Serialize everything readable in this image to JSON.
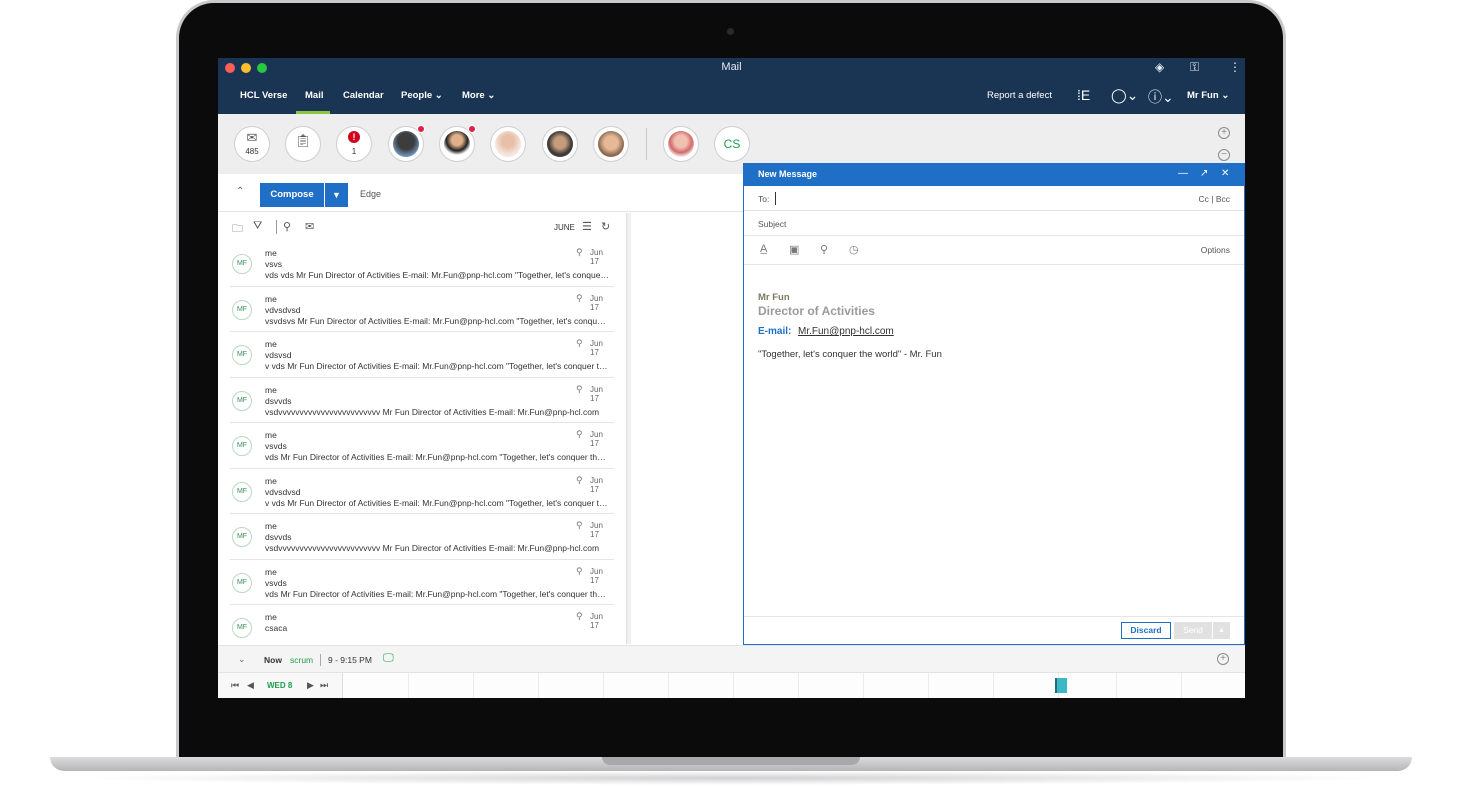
{
  "window": {
    "title": "Mail"
  },
  "nav": {
    "brand": "HCL Verse",
    "tabs": [
      {
        "label": "Mail",
        "active": true
      },
      {
        "label": "Calendar"
      },
      {
        "label": "People"
      },
      {
        "label": "More"
      }
    ],
    "report_defect": "Report a defect",
    "user_name": "Mr Fun"
  },
  "bubbles": {
    "inbox_count": "485",
    "alert_count": "1",
    "alert_symbol": "!",
    "contact_initials": "CS"
  },
  "compose": {
    "button_label": "Compose",
    "folder_label": "Edge"
  },
  "list": {
    "month_label": "JUNE",
    "rows": [
      {
        "initials": "MF",
        "sender": "me",
        "subject": "vsvs",
        "preview": "vds vds Mr Fun Director of Activities E-mail: Mr.Fun@pnp-hcl.com \"Together, let's conquer the world\"",
        "date": "Jun 17"
      },
      {
        "initials": "MF",
        "sender": "me",
        "subject": "vdvsdvsd",
        "preview": "vsvdsvs Mr Fun Director of Activities E-mail: Mr.Fun@pnp-hcl.com \"Together, let's conquer the world\"",
        "date": "Jun 17"
      },
      {
        "initials": "MF",
        "sender": "me",
        "subject": "vdsvsd",
        "preview": "v vds Mr Fun Director of Activities E-mail: Mr.Fun@pnp-hcl.com \"Together, let's conquer the world\"",
        "date": "Jun 17"
      },
      {
        "initials": "MF",
        "sender": "me",
        "subject": "dsvvds",
        "preview": "vsdvvvvvvvvvvvvvvvvvvvvvvvv Mr Fun Director of Activities E-mail: Mr.Fun@pnp-hcl.com",
        "date": "Jun 17"
      },
      {
        "initials": "MF",
        "sender": "me",
        "subject": "vsvds",
        "preview": "vds Mr Fun Director of Activities E-mail: Mr.Fun@pnp-hcl.com \"Together, let's conquer the world\"",
        "date": "Jun 17"
      },
      {
        "initials": "MF",
        "sender": "me",
        "subject": "vdvsdvsd",
        "preview": "v vds Mr Fun Director of Activities E-mail: Mr.Fun@pnp-hcl.com \"Together, let's conquer the world\"",
        "date": "Jun 17"
      },
      {
        "initials": "MF",
        "sender": "me",
        "subject": "dsvvds",
        "preview": "vsdvvvvvvvvvvvvvvvvvvvvvvvv Mr Fun Director of Activities E-mail: Mr.Fun@pnp-hcl.com",
        "date": "Jun 17"
      },
      {
        "initials": "MF",
        "sender": "me",
        "subject": "vsvds",
        "preview": "vds Mr Fun Director of Activities E-mail: Mr.Fun@pnp-hcl.com \"Together, let's conquer the world\"",
        "date": "Jun 17"
      },
      {
        "initials": "MF",
        "sender": "me",
        "subject": "csaca",
        "preview": "",
        "date": "Jun 17"
      }
    ]
  },
  "new_message": {
    "title": "New Message",
    "to_label": "To:",
    "cc_bcc_label": "Cc | Bcc",
    "subject_placeholder": "Subject",
    "options_label": "Options",
    "signature": {
      "name": "Mr Fun",
      "title": "Director of Activities",
      "email_label": "E-mail:",
      "email": "Mr.Fun@pnp-hcl.com",
      "quote": "\"Together, let's conquer the world\" - Mr. Fun"
    },
    "discard_label": "Discard",
    "send_label": "Send"
  },
  "calendar_strip": {
    "now_label": "Now",
    "event_name": "scrum",
    "event_time": "9 - 9:15 PM",
    "day_label": "WED 8"
  },
  "colors": {
    "navbar": "#1a3454",
    "accent_blue": "#1f6fc7",
    "active_tab_underline": "#8cc63f",
    "green_text": "#1e9e4a",
    "timeline_event": "#3bb8c4"
  }
}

» Work required: Exclude the pictures and repeat every other part of the records word for word.

» Answer for the task:
Serialize everything readable in this image to JSON.
{
  "window": {
    "title": "Mail"
  },
  "nav": {
    "brand": "HCL Verse",
    "tabs": [
      {
        "label": "Mail",
        "active": true
      },
      {
        "label": "Calendar"
      },
      {
        "label": "People"
      },
      {
        "label": "More"
      }
    ],
    "report_defect": "Report a defect",
    "user_name": "Mr Fun"
  },
  "bubbles": {
    "inbox_count": "485",
    "alert_count": "1",
    "alert_symbol": "!",
    "contact_initials": "CS"
  },
  "compose": {
    "button_label": "Compose",
    "folder_label": "Edge"
  },
  "list": {
    "month_label": "JUNE",
    "rows": [
      {
        "initials": "MF",
        "sender": "me",
        "subject": "vsvs",
        "preview": "vds vds Mr Fun Director of Activities E-mail: Mr.Fun@pnp-hcl.com \"Together, let's conquer the world\"",
        "date": "Jun 17"
      },
      {
        "initials": "MF",
        "sender": "me",
        "subject": "vdvsdvsd",
        "preview": "vsvdsvs Mr Fun Director of Activities E-mail: Mr.Fun@pnp-hcl.com \"Together, let's conquer the world\"",
        "date": "Jun 17"
      },
      {
        "initials": "MF",
        "sender": "me",
        "subject": "vdsvsd",
        "preview": "v vds Mr Fun Director of Activities E-mail: Mr.Fun@pnp-hcl.com \"Together, let's conquer the world\"",
        "date": "Jun 17"
      },
      {
        "initials": "MF",
        "sender": "me",
        "subject": "dsvvds",
        "preview": "vsdvvvvvvvvvvvvvvvvvvvvvvvv Mr Fun Director of Activities E-mail: Mr.Fun@pnp-hcl.com",
        "date": "Jun 17"
      },
      {
        "initials": "MF",
        "sender": "me",
        "subject": "vsvds",
        "preview": "vds Mr Fun Director of Activities E-mail: Mr.Fun@pnp-hcl.com \"Together, let's conquer the world\"",
        "date": "Jun 17"
      },
      {
        "initials": "MF",
        "sender": "me",
        "subject": "vdvsdvsd",
        "preview": "v vds Mr Fun Director of Activities E-mail: Mr.Fun@pnp-hcl.com \"Together, let's conquer the world\"",
        "date": "Jun 17"
      },
      {
        "initials": "MF",
        "sender": "me",
        "subject": "dsvvds",
        "preview": "vsdvvvvvvvvvvvvvvvvvvvvvvvv Mr Fun Director of Activities E-mail: Mr.Fun@pnp-hcl.com",
        "date": "Jun 17"
      },
      {
        "initials": "MF",
        "sender": "me",
        "subject": "vsvds",
        "preview": "vds Mr Fun Director of Activities E-mail: Mr.Fun@pnp-hcl.com \"Together, let's conquer the world\"",
        "date": "Jun 17"
      },
      {
        "initials": "MF",
        "sender": "me",
        "subject": "csaca",
        "preview": "",
        "date": "Jun 17"
      }
    ]
  },
  "new_message": {
    "title": "New Message",
    "to_label": "To:",
    "cc_bcc_label": "Cc | Bcc",
    "subject_placeholder": "Subject",
    "options_label": "Options",
    "signature": {
      "name": "Mr Fun",
      "title": "Director of Activities",
      "email_label": "E-mail:",
      "email": "Mr.Fun@pnp-hcl.com",
      "quote": "\"Together, let's conquer the world\" - Mr. Fun"
    },
    "discard_label": "Discard",
    "send_label": "Send"
  },
  "calendar_strip": {
    "now_label": "Now",
    "event_name": "scrum",
    "event_time": "9 - 9:15 PM",
    "day_label": "WED 8"
  },
  "colors": {
    "navbar": "#1a3454",
    "accent_blue": "#1f6fc7",
    "active_tab_underline": "#8cc63f",
    "green_text": "#1e9e4a",
    "timeline_event": "#3bb8c4"
  }
}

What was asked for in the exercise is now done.